Figure collection entries:
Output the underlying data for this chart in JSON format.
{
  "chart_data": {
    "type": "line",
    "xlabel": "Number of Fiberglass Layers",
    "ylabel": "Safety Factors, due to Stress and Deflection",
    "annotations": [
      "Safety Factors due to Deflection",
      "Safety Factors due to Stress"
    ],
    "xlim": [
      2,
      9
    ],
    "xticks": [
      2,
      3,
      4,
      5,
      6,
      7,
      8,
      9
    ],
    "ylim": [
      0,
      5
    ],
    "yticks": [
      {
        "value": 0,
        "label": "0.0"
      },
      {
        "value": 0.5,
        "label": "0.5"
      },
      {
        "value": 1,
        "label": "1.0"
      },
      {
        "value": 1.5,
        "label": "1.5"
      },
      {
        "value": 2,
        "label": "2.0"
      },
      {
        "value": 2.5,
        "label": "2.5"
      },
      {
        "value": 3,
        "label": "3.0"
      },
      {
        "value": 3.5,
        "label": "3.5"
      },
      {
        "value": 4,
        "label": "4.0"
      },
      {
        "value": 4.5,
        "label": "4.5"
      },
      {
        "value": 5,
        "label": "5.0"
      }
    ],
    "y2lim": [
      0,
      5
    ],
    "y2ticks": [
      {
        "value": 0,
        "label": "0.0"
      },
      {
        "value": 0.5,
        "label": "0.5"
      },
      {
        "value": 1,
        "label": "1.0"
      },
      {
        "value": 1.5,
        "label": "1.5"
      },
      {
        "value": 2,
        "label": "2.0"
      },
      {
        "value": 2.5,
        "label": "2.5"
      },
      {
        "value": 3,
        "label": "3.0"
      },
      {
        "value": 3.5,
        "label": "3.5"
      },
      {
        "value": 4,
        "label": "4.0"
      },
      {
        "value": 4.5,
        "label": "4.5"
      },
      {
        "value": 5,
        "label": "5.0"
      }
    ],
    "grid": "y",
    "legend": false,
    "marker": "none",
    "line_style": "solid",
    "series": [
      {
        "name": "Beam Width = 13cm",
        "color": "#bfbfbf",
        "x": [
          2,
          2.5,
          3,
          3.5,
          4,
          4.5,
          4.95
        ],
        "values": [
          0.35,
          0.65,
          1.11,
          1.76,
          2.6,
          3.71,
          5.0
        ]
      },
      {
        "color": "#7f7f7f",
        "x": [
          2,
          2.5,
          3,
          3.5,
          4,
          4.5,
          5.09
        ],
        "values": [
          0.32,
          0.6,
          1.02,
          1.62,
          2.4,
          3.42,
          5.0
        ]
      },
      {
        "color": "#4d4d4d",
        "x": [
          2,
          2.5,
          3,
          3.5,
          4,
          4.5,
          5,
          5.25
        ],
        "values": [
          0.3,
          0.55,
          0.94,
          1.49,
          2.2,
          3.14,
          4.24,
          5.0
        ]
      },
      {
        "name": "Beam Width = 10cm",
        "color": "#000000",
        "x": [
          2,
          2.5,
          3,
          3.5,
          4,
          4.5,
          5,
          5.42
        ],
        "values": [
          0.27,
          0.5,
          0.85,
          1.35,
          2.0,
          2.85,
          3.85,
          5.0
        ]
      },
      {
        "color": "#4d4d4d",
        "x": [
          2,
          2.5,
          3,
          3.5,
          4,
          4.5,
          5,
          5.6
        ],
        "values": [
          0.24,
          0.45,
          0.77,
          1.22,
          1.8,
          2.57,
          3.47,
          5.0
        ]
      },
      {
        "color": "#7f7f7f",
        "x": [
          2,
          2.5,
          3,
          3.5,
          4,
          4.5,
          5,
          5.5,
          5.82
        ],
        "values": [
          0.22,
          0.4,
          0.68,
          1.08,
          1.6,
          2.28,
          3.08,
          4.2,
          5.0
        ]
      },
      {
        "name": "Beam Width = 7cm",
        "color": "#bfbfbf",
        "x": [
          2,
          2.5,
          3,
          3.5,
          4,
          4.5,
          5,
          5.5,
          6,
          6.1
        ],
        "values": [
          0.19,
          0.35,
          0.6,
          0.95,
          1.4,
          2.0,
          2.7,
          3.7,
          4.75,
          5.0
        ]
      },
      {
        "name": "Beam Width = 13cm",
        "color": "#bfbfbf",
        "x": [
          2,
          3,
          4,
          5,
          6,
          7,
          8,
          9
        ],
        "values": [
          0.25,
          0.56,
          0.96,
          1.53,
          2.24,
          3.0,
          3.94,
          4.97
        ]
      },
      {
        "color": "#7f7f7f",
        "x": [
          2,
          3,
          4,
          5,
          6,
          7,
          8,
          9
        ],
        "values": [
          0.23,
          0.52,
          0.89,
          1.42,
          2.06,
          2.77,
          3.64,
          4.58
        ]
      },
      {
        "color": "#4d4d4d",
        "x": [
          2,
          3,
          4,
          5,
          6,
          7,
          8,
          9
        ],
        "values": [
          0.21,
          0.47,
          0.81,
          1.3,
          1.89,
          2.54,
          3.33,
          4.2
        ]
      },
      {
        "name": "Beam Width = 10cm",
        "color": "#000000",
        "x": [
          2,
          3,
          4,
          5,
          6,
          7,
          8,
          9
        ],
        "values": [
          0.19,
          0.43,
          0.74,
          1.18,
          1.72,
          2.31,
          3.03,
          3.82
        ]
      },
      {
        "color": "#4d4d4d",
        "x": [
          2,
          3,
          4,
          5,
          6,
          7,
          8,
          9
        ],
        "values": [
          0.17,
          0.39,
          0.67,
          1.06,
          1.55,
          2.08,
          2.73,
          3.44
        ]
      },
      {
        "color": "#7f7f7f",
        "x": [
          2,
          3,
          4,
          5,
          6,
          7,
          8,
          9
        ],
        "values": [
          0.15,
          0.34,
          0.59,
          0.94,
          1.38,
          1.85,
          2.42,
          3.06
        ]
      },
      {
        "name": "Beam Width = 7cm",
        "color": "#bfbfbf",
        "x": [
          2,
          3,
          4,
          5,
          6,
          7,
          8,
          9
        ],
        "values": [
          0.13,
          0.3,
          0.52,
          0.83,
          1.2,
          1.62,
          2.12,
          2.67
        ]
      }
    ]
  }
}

* * *

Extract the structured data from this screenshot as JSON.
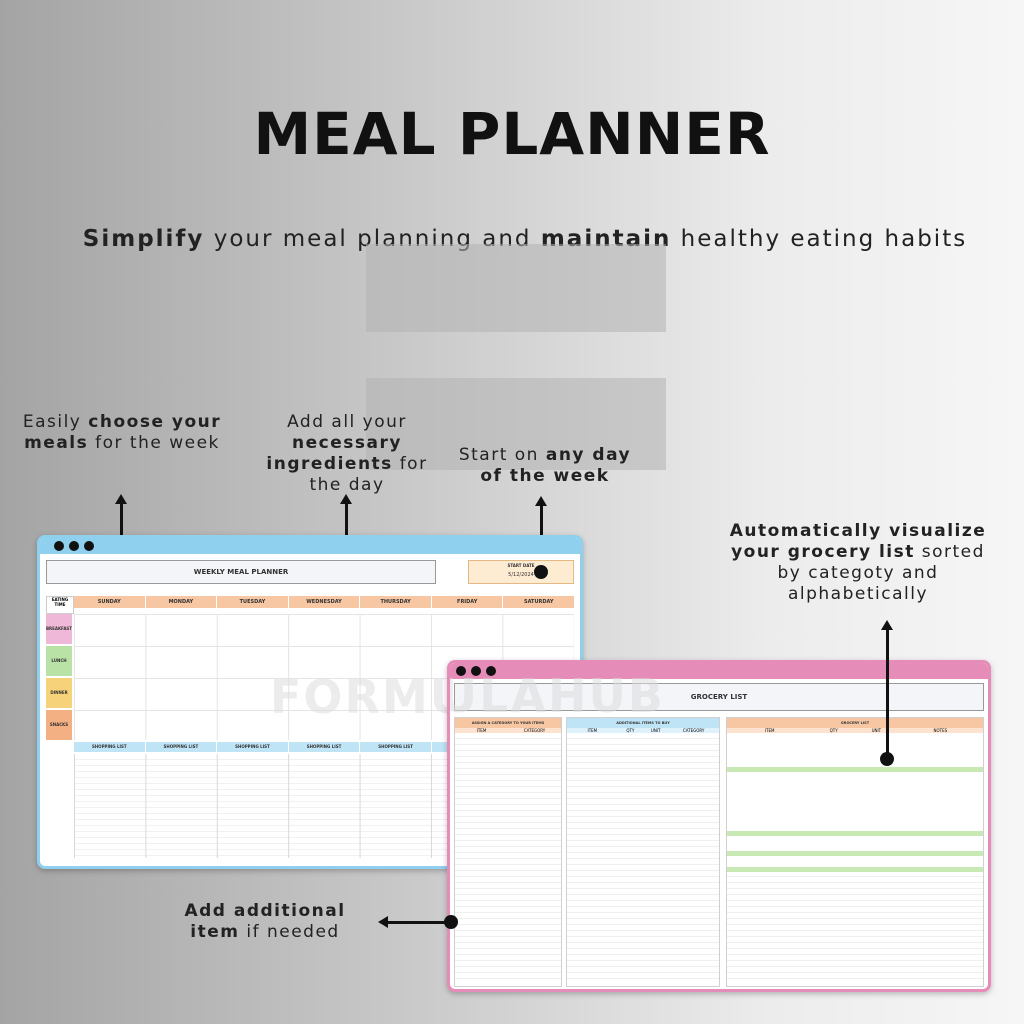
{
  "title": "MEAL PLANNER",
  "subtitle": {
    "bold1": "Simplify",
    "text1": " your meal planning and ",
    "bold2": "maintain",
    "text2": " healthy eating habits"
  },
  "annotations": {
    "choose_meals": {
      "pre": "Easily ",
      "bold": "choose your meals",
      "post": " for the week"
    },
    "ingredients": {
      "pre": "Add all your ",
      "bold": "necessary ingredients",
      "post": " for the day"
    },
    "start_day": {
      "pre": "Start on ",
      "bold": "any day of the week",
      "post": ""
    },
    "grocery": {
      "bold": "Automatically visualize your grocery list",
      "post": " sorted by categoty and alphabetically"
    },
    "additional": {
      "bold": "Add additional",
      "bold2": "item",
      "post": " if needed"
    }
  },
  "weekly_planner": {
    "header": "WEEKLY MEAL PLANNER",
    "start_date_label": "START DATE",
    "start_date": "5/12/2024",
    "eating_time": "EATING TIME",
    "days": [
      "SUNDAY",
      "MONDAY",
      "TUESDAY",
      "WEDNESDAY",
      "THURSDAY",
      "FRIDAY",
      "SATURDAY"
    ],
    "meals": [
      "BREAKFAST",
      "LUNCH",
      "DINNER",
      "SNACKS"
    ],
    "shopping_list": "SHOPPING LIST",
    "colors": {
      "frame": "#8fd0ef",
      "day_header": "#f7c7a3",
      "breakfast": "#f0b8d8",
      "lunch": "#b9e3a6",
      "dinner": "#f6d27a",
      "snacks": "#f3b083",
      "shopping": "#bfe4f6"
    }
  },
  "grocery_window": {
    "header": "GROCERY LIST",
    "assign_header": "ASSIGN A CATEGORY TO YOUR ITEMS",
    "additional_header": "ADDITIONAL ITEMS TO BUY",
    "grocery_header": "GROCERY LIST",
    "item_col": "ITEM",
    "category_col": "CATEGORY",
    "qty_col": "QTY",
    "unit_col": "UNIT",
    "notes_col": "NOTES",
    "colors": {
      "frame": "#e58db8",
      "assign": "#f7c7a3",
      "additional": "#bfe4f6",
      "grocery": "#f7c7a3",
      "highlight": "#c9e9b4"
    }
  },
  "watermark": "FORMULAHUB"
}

WORK INSTRUCTIONS: Check each line of the records for the word "Deflection", and show the lines that contain it.

REPLY:
    "ylabel": "Safety Factors, due to Stress and Deflection",
      "Safety Factors due to Deflection",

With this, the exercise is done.